* _Request_
Set down all of the data exactly as it appears.
+ + + + + + +
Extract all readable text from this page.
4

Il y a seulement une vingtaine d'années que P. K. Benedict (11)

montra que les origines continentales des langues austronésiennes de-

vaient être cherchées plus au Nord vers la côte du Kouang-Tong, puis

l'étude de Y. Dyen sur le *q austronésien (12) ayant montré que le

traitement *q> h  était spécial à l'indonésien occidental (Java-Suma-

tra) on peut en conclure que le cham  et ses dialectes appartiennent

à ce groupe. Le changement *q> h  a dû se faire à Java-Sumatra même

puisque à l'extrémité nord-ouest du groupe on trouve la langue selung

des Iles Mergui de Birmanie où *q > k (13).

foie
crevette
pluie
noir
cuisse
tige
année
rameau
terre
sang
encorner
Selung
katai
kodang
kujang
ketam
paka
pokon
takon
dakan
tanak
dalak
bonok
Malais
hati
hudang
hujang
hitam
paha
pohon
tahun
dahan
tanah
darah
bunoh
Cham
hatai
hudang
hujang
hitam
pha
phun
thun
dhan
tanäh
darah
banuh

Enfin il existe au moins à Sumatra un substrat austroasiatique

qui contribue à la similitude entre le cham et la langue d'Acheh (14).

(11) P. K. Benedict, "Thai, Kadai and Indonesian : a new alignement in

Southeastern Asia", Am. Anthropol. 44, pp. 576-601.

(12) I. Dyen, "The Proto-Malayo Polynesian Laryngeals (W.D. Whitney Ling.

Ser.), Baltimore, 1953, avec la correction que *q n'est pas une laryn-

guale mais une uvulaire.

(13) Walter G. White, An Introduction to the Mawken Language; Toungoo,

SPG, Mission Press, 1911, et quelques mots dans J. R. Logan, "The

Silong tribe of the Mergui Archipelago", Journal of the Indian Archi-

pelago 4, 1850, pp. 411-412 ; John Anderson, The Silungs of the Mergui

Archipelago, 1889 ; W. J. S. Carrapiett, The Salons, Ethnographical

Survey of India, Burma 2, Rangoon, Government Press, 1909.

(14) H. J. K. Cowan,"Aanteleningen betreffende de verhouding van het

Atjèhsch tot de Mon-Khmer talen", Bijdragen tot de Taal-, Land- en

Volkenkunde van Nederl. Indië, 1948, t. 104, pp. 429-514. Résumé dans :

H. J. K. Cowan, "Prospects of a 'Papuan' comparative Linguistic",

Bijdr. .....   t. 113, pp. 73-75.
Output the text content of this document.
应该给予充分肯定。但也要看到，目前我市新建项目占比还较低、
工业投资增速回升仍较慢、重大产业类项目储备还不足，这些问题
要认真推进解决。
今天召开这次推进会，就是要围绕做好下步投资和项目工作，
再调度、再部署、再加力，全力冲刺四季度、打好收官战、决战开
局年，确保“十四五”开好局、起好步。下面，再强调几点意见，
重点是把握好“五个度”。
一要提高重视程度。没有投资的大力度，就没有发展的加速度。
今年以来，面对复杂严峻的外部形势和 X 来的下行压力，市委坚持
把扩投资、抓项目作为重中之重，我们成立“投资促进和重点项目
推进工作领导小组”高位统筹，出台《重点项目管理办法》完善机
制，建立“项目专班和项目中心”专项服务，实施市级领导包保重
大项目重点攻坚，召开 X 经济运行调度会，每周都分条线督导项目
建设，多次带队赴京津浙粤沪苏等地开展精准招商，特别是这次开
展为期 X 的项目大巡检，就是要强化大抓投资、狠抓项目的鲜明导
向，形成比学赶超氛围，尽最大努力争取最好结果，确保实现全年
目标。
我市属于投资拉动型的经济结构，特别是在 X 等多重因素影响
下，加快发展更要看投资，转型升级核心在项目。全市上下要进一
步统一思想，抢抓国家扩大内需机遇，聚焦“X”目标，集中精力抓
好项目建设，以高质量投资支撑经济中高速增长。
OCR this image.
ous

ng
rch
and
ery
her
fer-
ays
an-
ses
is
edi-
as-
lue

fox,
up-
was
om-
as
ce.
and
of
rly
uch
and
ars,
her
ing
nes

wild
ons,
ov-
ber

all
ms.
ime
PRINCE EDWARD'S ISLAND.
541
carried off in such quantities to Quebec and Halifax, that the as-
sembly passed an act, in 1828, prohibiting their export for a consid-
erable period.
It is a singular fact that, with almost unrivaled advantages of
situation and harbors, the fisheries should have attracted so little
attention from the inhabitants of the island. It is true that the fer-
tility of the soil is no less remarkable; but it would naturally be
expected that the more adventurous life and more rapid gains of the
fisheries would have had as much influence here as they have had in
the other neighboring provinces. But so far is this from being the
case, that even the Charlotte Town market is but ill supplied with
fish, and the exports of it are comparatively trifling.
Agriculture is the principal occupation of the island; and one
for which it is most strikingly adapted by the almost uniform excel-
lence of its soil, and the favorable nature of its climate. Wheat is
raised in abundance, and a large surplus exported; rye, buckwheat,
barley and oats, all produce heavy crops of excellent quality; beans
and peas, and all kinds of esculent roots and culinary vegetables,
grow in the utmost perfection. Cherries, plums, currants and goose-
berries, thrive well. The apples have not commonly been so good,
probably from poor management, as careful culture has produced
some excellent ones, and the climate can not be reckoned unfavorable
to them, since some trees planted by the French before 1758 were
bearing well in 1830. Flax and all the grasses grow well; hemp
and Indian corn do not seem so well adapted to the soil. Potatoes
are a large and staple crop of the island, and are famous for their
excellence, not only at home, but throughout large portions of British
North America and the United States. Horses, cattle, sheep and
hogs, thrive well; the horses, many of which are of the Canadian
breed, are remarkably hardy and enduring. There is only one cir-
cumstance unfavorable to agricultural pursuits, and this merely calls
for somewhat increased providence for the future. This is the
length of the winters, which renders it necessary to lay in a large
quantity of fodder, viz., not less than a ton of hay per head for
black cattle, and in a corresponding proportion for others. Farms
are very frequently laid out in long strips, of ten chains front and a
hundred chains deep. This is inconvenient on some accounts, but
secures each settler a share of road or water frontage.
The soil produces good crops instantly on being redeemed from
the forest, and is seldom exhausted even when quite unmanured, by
+ + + + + + +
* _Exercise output_
Extract all readable text from this page.
4

Il y a seulement une vingtaine d'années que P. K. Benedict (11)

montra que les origines continentales des langues austronésiennes de-

vaient être cherchées plus au Nord vers la côte du Kouang-Tong, puis

l'étude de Y. Dyen sur le *q austronésien (12) ayant montré que le

traitement *q> h  était spécial à l'indonésien occidental (Java-Suma-

tra) on peut en conclure que le cham  et ses dialectes appartiennent

à ce groupe. Le changement *q> h  a dû se faire à Java-Sumatra même

puisque à l'extrémité nord-ouest du groupe on trouve la langue selung

des Iles Mergui de Birmanie où *q > k (13).

foie
crevette
pluie
noir
cuisse
tige
année
rameau
terre
sang
encorner
Selung
katai
kodang
kujang
ketam
paka
pokon
takon
dakan
tanak
dalak
bonok
Malais
hati
hudang
hujang
hitam
paha
pohon
tahun
dahan
tanah
darah
bunoh
Cham
hatai
hudang
hujang
hitam
pha
phun
thun
dhan
tanäh
darah
banuh

Enfin il existe au moins à Sumatra un substrat austroasiatique

qui contribue à la similitude entre le cham et la langue d'Acheh (14).

(11) P. K. Benedict, "Thai, Kadai and Indonesian : a new alignement in

Southeastern Asia", Am. Anthropol. 44, pp. 576-601.

(12) I. Dyen, "The Proto-Malayo Polynesian Laryngeals (W.D. Whitney Ling.

Ser.), Baltimore, 1953, avec la correction que *q n'est pas une laryn-

guale mais une uvulaire.

(13) Walter G. White, An Introduction to the Mawken Language; Toungoo,

SPG, Mission Press, 1911, et quelques mots dans J. R. Logan, "The

Silong tribe of the Mergui Archipelago", Journal of the Indian Archi-

pelago 4, 1850, pp. 411-412 ; John Anderson, The Silungs of the Mergui

Archipelago, 1889 ; W. J. S. Carrapiett, The Salons, Ethnographical

Survey of India, Burma 2, Rangoon, Government Press, 1909.

(14) H. J. K. Cowan,"Aanteleningen betreffende de verhouding van het

Atjèhsch tot de Mon-Khmer talen", Bijdragen tot de Taal-, Land- en

Volkenkunde van Nederl. Indië, 1948, t. 104, pp. 429-514. Résumé dans :

H. J. K. Cowan, "Prospects of a 'Papuan' comparative Linguistic",

Bijdr. .....   t. 113, pp. 73-75.
Output the text content of this document.
应该给予充分肯定。但也要看到，目前我市新建项目占比还较低、
工业投资增速回升仍较慢、重大产业类项目储备还不足，这些问题
要认真推进解决。
今天召开这次推进会，就是要围绕做好下步投资和项目工作，
再调度、再部署、再加力，全力冲刺四季度、打好收官战、决战开
局年，确保“十四五”开好局、起好步。下面，再强调几点意见，
重点是把握好“五个度”。
一要提高重视程度。没有投资的大力度，就没有发展的加速度。
今年以来，面对复杂严峻的外部形势和 X 来的下行压力，市委坚持
把扩投资、抓项目作为重中之重，我们成立“投资促进和重点项目
推进工作领导小组”高位统筹，出台《重点项目管理办法》完善机
制，建立“项目专班和项目中心”专项服务，实施市级领导包保重
大项目重点攻坚，召开 X 经济运行调度会，每周都分条线督导项目
建设，多次带队赴京津浙粤沪苏等地开展精准招商，特别是这次开
展为期 X 的项目大巡检，就是要强化大抓投资、狠抓项目的鲜明导
向，形成比学赶超氛围，尽最大努力争取最好结果，确保实现全年
目标。
我市属于投资拉动型的经济结构，特别是在 X 等多重因素影响
下，加快发展更要看投资，转型升级核心在项目。全市上下要进一
步统一思想，抢抓国家扩大内需机遇，聚焦“X”目标，集中精力抓
好项目建设，以高质量投资支撑经济中高速增长。
OCR this image.
ous

ng
rch
and
ery
her
fer-
ays
an-
ses
is
edi-
as-
lue

fox,
up-
was
om-
as
ce.
and
of
rly
uch
and
ars,
her
ing
nes

wild
ons,
ov-
ber

all
ms.
ime
PRINCE EDWARD'S ISLAND.
541
carried off in such quantities to Quebec and Halifax, that the as-
sembly passed an act, in 1828, prohibiting their export for a consid-
erable period.
It is a singular fact that, with almost unrivaled advantages of
situation and harbors, the fisheries should have attracted so little
attention from the inhabitants of the island. It is true that the fer-
tility of the soil is no less remarkable; but it would naturally be
expected that the more adventurous life and more rapid gains of the
fisheries would have had as much influence here as they have had in
the other neighboring provinces. But so far is this from being the
case, that even the Charlotte Town market is but ill supplied with
fish, and the exports of it are comparatively trifling.
Agriculture is the principal occupation of the island; and one
for which it is most strikingly adapted by the almost uniform excel-
lence of its soil, and the favorable nature of its climate. Wheat is
raised in abundance, and a large surplus exported; rye, buckwheat,
barley and oats, all produce heavy crops of excellent quality; beans
and peas, and all kinds of esculent roots and culinary vegetables,
grow in the utmost perfection. Cherries, plums, currants and goose-
berries, thrive well. The apples have not commonly been so good,
probably from poor management, as careful culture has produced
some excellent ones, and the climate can not be reckoned unfavorable
to them, since some trees planted by the French before 1758 were
bearing well in 1830. Flax and all the grasses grow well; hemp
and Indian corn do not seem so well adapted to the soil. Potatoes
are a large and staple crop of the island, and are famous for their
excellence, not only at home, but throughout large portions of British
North America and the United States. Horses, cattle, sheep and
hogs, thrive well; the horses, many of which are of the Canadian
breed, are remarkably hardy and enduring. There is only one cir-
cumstance unfavorable to agricultural pursuits, and this merely calls
for somewhat increased providence for the future. This is the
length of the winters, which renders it necessary to lay in a large
quantity of fodder, viz., not less than a ton of hay per head for
black cattle, and in a corresponding proportion for others. Farms
are very frequently laid out in long strips, of ten chains front and a
hundred chains deep. This is inconvenient on some accounts, but
secures each settler a share of road or water frontage.
The soil produces good crops instantly on being redeemed from
the forest, and is seldom exhausted even when quite unmanured, by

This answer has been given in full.